• TASK TO CARRY OUT:
Each line of the data that includes the string "TreeSet" is to be copied out.
** START DATASET CONTENT **
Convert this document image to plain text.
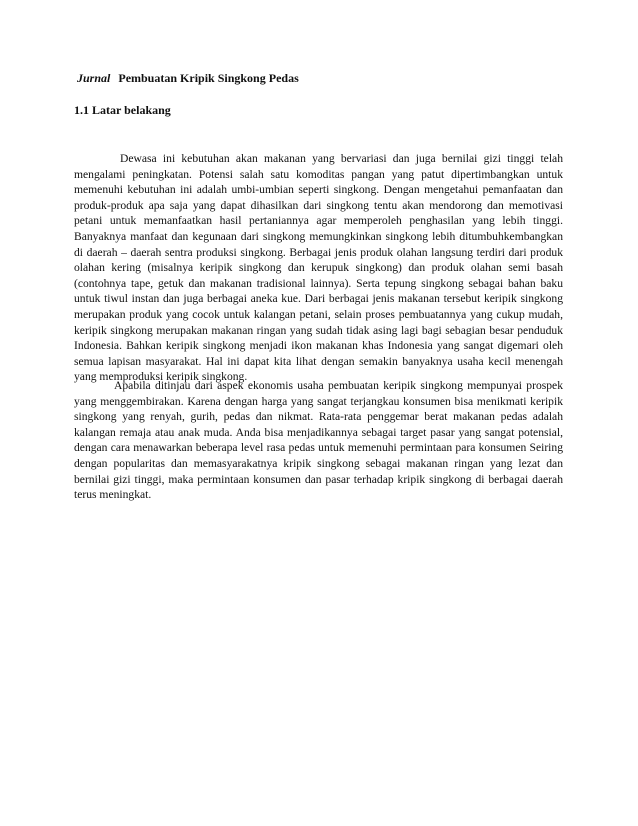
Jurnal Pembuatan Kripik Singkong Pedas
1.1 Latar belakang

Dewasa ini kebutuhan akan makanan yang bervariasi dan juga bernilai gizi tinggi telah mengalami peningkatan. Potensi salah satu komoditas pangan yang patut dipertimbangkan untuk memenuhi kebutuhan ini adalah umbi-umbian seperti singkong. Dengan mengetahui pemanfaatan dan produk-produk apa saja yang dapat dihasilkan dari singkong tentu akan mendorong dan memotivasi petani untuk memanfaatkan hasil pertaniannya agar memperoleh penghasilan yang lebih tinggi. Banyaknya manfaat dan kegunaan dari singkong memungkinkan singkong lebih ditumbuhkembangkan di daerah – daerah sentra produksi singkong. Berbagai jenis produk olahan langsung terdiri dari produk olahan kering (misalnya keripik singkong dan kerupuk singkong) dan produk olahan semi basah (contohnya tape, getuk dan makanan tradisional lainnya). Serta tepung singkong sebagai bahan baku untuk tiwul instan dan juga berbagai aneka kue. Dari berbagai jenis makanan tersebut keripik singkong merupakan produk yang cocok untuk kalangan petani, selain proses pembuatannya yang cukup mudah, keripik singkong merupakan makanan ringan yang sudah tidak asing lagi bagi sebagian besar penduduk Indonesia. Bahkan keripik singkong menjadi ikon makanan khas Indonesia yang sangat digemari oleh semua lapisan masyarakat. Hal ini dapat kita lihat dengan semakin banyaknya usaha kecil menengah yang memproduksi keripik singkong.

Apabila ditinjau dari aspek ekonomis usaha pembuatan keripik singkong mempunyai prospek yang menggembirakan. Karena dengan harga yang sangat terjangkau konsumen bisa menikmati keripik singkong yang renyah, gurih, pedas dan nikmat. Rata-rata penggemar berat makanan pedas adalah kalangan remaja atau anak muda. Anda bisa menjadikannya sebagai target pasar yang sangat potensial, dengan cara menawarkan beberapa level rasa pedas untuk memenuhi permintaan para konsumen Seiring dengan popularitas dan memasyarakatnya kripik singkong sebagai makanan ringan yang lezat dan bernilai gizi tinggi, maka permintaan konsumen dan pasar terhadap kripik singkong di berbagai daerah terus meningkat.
** END DATASET CONTENT **
** START DATASET CONTENT **
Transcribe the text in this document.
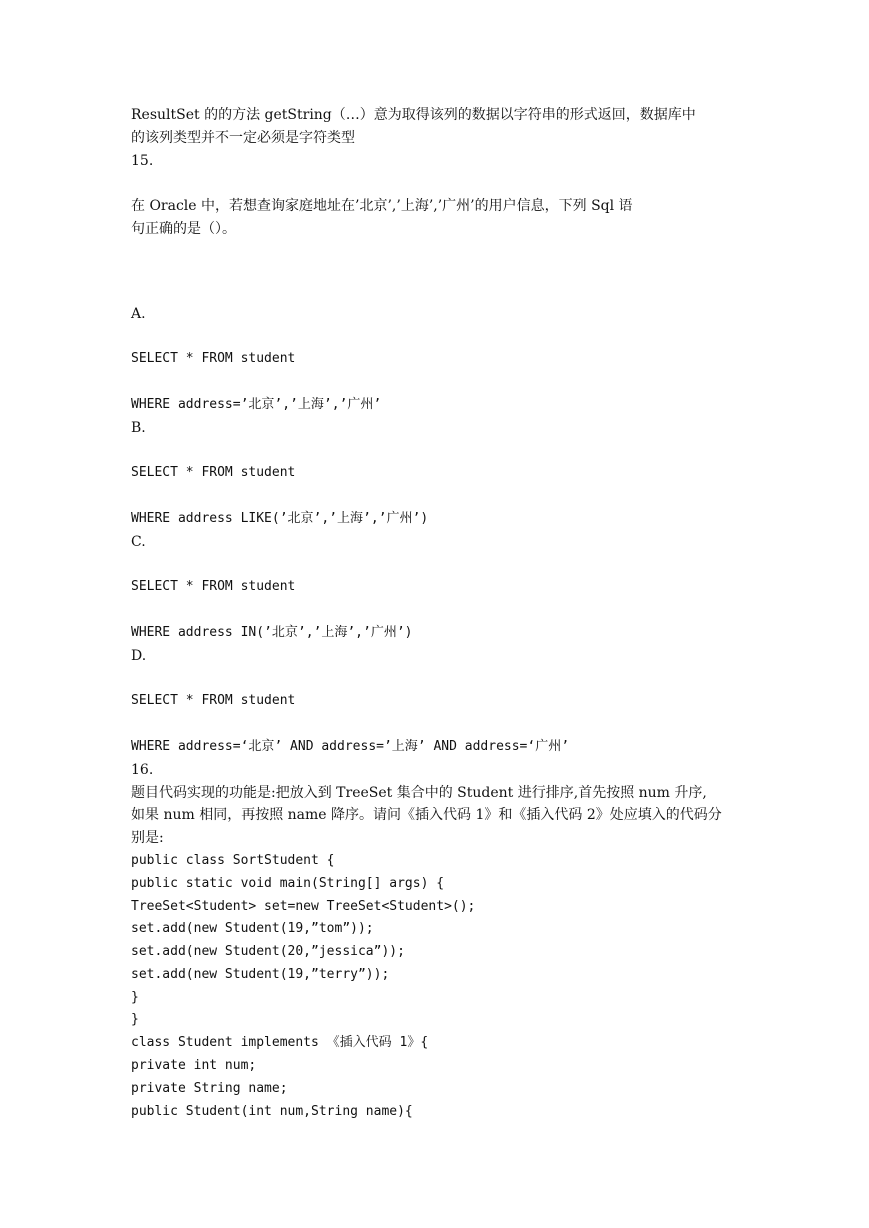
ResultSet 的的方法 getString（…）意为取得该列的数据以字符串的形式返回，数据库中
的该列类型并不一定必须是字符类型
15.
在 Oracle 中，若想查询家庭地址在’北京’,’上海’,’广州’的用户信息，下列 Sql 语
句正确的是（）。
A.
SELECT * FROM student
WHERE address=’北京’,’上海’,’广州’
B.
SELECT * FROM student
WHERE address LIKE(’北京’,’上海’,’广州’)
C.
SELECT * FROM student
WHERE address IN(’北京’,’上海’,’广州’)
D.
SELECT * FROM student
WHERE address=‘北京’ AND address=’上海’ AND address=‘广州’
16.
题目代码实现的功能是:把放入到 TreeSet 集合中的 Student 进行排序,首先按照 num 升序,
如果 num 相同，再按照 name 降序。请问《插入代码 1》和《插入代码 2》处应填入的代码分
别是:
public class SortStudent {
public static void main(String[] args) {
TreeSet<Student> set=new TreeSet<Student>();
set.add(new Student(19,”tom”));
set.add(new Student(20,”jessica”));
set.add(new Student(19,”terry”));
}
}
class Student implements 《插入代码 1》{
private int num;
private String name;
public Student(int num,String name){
** END DATASET CONTENT **
• OUTPUT BELOW:
题目代码实现的功能是:把放入到 TreeSet 集合中的 Student 进行排序,首先按照 num 升序,
TreeSet<Student> set=new TreeSet<Student>();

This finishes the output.